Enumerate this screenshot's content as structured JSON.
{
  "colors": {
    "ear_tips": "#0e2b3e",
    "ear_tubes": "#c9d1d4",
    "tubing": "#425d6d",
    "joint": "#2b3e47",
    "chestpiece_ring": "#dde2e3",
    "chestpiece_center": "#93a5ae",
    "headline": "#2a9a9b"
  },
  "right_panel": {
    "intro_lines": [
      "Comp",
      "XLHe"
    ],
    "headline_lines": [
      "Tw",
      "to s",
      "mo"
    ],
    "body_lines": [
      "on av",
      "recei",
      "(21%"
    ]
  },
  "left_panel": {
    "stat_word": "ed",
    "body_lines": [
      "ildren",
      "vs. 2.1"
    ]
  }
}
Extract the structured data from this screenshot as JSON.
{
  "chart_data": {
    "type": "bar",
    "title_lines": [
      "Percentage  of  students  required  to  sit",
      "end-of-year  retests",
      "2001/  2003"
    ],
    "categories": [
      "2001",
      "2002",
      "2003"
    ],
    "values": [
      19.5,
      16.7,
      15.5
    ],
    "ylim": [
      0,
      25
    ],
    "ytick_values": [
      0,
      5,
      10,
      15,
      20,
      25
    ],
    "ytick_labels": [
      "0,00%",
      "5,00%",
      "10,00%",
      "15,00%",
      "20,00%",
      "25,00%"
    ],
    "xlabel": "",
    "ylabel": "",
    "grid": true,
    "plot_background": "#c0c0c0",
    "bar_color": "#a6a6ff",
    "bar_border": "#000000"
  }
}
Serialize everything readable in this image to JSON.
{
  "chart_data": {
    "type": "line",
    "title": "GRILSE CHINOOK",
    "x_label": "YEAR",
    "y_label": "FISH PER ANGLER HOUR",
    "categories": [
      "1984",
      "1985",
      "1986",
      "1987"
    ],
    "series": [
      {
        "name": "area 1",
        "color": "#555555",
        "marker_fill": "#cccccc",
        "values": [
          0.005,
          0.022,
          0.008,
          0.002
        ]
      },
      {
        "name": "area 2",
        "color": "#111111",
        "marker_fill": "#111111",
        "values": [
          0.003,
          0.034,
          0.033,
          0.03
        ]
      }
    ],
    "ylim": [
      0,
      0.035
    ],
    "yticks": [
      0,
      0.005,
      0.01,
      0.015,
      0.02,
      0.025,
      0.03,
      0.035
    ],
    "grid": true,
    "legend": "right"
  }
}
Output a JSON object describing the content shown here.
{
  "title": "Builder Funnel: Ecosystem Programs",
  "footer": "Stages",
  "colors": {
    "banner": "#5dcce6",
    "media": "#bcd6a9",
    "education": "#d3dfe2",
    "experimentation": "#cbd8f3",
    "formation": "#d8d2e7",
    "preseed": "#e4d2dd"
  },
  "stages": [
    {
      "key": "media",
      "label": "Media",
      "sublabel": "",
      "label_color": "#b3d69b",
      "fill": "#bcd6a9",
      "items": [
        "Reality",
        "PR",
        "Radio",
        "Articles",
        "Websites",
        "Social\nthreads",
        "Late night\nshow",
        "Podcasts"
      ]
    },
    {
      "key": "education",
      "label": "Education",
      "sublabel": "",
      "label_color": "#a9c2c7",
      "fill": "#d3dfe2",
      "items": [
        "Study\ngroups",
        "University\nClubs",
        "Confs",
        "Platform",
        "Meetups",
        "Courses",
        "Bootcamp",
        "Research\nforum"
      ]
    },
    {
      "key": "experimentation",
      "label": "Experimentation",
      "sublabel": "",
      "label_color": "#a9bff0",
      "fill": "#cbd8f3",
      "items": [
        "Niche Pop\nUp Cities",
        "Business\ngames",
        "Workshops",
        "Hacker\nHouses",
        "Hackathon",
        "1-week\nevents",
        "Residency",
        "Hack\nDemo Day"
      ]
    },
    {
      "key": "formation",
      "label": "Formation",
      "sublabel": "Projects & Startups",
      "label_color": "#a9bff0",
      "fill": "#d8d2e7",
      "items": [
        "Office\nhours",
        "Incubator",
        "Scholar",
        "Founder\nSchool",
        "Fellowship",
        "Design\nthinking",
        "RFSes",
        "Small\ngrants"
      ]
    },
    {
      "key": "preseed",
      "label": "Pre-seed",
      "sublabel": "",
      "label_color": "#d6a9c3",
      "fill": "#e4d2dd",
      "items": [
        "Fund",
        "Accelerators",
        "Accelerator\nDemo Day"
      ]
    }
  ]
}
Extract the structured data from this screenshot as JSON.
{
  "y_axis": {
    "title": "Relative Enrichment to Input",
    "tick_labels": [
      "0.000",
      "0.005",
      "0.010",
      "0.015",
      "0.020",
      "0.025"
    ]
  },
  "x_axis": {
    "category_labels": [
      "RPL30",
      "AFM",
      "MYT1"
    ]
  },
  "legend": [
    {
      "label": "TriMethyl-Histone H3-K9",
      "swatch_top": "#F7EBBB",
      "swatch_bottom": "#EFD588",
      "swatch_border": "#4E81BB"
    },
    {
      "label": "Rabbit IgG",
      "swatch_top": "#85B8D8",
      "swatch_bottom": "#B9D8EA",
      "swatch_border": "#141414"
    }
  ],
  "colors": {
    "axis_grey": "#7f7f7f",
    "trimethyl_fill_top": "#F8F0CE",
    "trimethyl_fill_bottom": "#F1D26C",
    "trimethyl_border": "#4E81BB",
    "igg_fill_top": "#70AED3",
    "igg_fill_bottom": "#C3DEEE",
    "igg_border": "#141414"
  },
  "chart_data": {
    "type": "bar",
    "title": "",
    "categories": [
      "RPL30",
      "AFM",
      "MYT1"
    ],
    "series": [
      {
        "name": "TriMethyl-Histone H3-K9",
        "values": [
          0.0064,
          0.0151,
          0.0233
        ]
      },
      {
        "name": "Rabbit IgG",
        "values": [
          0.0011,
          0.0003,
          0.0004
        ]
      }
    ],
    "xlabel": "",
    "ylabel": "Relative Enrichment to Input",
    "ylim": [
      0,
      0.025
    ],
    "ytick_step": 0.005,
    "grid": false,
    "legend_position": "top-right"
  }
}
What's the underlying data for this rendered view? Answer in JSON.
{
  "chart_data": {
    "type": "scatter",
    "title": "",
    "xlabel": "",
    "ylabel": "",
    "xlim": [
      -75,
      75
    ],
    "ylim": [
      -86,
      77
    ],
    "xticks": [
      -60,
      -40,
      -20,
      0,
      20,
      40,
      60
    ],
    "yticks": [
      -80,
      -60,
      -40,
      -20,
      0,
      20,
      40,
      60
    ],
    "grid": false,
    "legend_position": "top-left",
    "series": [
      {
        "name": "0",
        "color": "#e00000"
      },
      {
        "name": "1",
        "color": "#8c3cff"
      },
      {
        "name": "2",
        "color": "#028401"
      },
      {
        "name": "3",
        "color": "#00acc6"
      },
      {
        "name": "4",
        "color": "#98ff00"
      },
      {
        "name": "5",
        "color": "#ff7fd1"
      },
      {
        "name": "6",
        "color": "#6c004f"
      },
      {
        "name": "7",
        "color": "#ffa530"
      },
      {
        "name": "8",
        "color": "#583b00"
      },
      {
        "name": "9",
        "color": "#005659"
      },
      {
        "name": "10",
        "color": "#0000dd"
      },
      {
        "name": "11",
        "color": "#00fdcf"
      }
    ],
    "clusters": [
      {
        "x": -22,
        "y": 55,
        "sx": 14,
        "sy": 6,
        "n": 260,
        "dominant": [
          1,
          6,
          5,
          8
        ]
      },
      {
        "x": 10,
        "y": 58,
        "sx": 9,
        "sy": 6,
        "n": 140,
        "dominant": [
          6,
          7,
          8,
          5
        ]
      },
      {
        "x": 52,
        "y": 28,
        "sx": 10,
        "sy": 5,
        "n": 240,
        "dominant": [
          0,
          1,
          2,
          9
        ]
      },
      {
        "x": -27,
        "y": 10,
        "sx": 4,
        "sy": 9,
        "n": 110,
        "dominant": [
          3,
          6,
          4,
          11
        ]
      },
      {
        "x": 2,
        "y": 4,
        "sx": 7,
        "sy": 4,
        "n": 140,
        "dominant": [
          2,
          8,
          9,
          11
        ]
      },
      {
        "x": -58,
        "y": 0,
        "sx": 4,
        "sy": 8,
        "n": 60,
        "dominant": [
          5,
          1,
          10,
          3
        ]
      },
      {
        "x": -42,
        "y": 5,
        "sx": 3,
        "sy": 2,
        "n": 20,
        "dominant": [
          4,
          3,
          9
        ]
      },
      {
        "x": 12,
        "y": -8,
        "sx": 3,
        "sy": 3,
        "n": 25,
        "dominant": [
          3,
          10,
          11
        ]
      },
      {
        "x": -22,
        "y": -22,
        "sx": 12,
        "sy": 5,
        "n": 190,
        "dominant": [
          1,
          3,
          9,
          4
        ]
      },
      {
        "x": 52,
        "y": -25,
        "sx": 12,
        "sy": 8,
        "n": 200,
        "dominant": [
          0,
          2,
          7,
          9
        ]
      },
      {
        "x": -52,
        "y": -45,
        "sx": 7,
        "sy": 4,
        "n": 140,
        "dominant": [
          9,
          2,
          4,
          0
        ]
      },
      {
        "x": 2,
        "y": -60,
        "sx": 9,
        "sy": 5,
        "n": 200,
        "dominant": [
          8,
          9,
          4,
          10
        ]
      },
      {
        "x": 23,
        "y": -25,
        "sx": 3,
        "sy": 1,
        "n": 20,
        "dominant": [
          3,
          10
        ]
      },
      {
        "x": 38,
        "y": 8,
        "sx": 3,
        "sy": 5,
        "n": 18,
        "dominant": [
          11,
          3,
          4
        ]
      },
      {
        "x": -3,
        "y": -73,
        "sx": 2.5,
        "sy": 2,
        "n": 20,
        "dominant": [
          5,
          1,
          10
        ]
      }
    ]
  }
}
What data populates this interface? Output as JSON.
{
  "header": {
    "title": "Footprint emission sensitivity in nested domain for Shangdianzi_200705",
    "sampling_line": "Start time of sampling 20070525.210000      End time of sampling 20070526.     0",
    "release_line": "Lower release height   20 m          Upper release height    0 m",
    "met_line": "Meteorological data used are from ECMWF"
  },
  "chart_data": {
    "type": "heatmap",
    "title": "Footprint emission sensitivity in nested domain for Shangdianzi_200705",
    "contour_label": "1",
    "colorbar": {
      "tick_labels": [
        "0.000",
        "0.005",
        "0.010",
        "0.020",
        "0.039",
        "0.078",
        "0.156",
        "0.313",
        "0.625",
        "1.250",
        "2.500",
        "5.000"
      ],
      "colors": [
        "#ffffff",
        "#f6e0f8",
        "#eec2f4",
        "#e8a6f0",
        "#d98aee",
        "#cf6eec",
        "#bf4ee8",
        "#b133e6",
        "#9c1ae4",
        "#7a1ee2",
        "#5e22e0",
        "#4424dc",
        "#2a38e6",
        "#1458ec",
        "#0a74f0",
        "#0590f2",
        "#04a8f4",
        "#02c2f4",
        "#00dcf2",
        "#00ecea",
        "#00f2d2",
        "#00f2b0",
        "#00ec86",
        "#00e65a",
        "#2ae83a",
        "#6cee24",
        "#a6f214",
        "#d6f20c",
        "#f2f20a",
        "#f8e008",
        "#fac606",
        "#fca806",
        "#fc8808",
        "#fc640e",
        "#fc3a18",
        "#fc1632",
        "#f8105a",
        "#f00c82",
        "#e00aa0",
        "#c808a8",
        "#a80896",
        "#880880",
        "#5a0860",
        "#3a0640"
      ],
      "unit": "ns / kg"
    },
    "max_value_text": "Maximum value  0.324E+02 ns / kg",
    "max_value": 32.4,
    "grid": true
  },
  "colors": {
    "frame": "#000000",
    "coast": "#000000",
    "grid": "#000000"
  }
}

☆ ☆ ☆ ☆

## STATED GOAL
Report how many lines of the entries hold the word "content". Nothing else is needed.

## THE RESULT
2